— START OF DATA RECORDS —
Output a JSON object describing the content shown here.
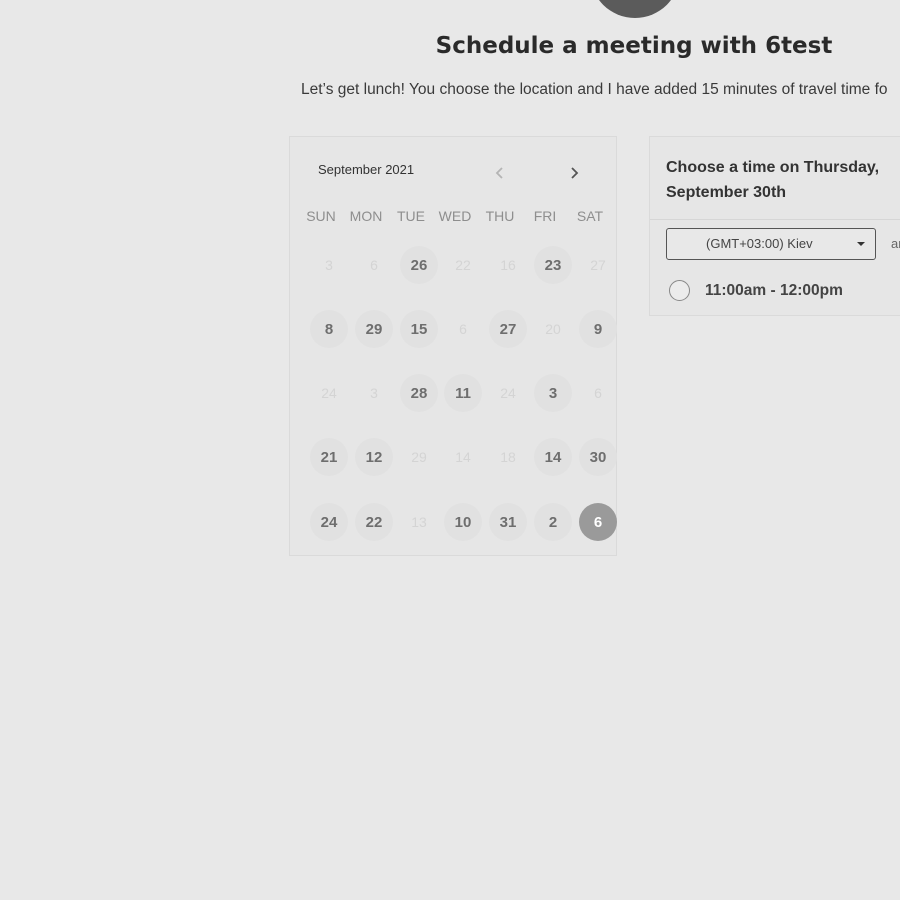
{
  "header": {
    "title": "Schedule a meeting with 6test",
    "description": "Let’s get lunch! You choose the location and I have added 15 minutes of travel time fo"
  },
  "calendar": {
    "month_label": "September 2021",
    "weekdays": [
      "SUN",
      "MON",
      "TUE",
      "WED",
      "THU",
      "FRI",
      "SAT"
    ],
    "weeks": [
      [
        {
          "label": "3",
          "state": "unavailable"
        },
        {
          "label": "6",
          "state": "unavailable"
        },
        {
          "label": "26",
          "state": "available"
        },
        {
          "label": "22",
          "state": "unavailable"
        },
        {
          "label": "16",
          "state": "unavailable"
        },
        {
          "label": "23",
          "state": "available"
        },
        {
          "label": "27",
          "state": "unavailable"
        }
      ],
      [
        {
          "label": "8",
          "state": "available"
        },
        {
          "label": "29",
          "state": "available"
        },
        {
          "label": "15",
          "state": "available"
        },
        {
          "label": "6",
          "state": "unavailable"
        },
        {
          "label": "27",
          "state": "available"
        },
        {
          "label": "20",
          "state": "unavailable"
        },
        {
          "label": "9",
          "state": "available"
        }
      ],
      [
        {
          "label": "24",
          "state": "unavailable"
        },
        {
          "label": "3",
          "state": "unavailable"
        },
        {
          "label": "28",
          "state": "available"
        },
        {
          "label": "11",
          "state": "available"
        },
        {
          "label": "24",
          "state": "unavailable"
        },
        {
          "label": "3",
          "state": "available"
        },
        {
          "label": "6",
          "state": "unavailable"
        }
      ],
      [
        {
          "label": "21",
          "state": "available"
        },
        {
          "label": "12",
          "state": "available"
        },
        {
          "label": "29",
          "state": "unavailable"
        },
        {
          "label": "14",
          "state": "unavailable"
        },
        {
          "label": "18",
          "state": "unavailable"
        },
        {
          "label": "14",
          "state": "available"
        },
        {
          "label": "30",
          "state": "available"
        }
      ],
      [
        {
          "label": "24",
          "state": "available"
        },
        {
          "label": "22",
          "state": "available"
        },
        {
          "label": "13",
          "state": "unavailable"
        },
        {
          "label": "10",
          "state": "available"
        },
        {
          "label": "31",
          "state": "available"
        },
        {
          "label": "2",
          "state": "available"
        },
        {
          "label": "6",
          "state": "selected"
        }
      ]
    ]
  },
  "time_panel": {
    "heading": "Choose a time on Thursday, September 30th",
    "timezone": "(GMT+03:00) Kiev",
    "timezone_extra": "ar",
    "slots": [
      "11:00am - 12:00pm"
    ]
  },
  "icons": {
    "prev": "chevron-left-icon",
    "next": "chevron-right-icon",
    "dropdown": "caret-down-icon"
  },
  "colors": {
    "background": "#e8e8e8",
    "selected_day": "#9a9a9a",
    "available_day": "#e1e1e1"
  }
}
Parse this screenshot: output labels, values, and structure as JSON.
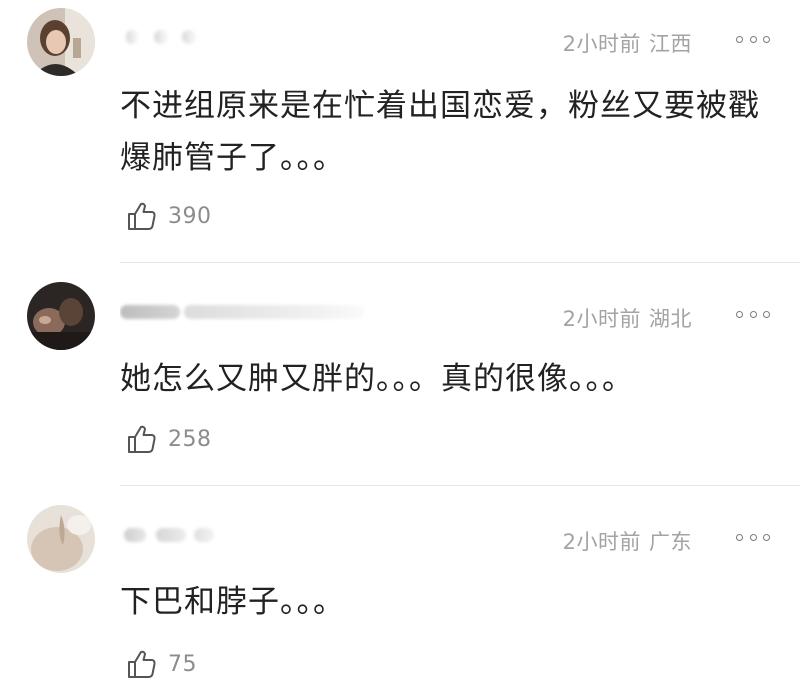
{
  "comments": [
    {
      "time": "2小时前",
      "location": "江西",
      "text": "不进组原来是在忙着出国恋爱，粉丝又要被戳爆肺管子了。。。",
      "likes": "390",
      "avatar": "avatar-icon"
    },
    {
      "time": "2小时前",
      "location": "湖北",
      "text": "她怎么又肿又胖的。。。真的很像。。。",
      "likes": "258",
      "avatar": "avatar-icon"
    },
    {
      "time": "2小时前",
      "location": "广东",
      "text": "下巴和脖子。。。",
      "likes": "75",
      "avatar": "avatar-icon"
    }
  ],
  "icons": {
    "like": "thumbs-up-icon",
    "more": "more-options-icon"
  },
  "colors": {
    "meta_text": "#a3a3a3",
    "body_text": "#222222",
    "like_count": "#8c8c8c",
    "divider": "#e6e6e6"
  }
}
— END OF DATA RECORDS —
Each line of the data is to be duplicated exactly; pictures stay out of the copy.

Output a JSON object describing the content shown here.
{
  "header": {
    "title": "Schedule a meeting with 6test",
    "description": "Let’s get lunch! You choose the location and I have added 15 minutes of travel time fo"
  },
  "calendar": {
    "month_label": "September 2021",
    "weekdays": [
      "SUN",
      "MON",
      "TUE",
      "WED",
      "THU",
      "FRI",
      "SAT"
    ],
    "weeks": [
      [
        {
          "label": "3",
          "state": "unavailable"
        },
        {
          "label": "6",
          "state": "unavailable"
        },
        {
          "label": "26",
          "state": "available"
        },
        {
          "label": "22",
          "state": "unavailable"
        },
        {
          "label": "16",
          "state": "unavailable"
        },
        {
          "label": "23",
          "state": "available"
        },
        {
          "label": "27",
          "state": "unavailable"
        }
      ],
      [
        {
          "label": "8",
          "state": "available"
        },
        {
          "label": "29",
          "state": "available"
        },
        {
          "label": "15",
          "state": "available"
        },
        {
          "label": "6",
          "state": "unavailable"
        },
        {
          "label": "27",
          "state": "available"
        },
        {
          "label": "20",
          "state": "unavailable"
        },
        {
          "label": "9",
          "state": "available"
        }
      ],
      [
        {
          "label": "24",
          "state": "unavailable"
        },
        {
          "label": "3",
          "state": "unavailable"
        },
        {
          "label": "28",
          "state": "available"
        },
        {
          "label": "11",
          "state": "available"
        },
        {
          "label": "24",
          "state": "unavailable"
        },
        {
          "label": "3",
          "state": "available"
        },
        {
          "label": "6",
          "state": "unavailable"
        }
      ],
      [
        {
          "label": "21",
          "state": "available"
        },
        {
          "label": "12",
          "state": "available"
        },
        {
          "label": "29",
          "state": "unavailable"
        },
        {
          "label": "14",
          "state": "unavailable"
        },
        {
          "label": "18",
          "state": "unavailable"
        },
        {
          "label": "14",
          "state": "available"
        },
        {
          "label": "30",
          "state": "available"
        }
      ],
      [
        {
          "label": "24",
          "state": "available"
        },
        {
          "label": "22",
          "state": "available"
        },
        {
          "label": "13",
          "state": "unavailable"
        },
        {
          "label": "10",
          "state": "available"
        },
        {
          "label": "31",
          "state": "available"
        },
        {
          "label": "2",
          "state": "available"
        },
        {
          "label": "6",
          "state": "selected"
        }
      ]
    ]
  },
  "time_panel": {
    "heading": "Choose a time on Thursday, September 30th",
    "timezone": "(GMT+03:00) Kiev",
    "timezone_extra": "ar",
    "slots": [
      "11:00am - 12:00pm"
    ]
  },
  "icons": {
    "prev": "chevron-left-icon",
    "next": "chevron-right-icon",
    "dropdown": "caret-down-icon"
  },
  "colors": {
    "background": "#e8e8e8",
    "selected_day": "#9a9a9a",
    "available_day": "#e1e1e1"
  }
}
Parse this screenshot: output labels, values, and structure as JSON.
{
  "comments": [
    {
      "time": "2小时前",
      "location": "江西",
      "text": "不进组原来是在忙着出国恋爱，粉丝又要被戳爆肺管子了。。。",
      "likes": "390",
      "avatar": "avatar-icon"
    },
    {
      "time": "2小时前",
      "location": "湖北",
      "text": "她怎么又肿又胖的。。。真的很像。。。",
      "likes": "258",
      "avatar": "avatar-icon"
    },
    {
      "time": "2小时前",
      "location": "广东",
      "text": "下巴和脖子。。。",
      "likes": "75",
      "avatar": "avatar-icon"
    }
  ],
  "icons": {
    "like": "thumbs-up-icon",
    "more": "more-options-icon"
  },
  "colors": {
    "meta_text": "#a3a3a3",
    "body_text": "#222222",
    "like_count": "#8c8c8c",
    "divider": "#e6e6e6"
  }
}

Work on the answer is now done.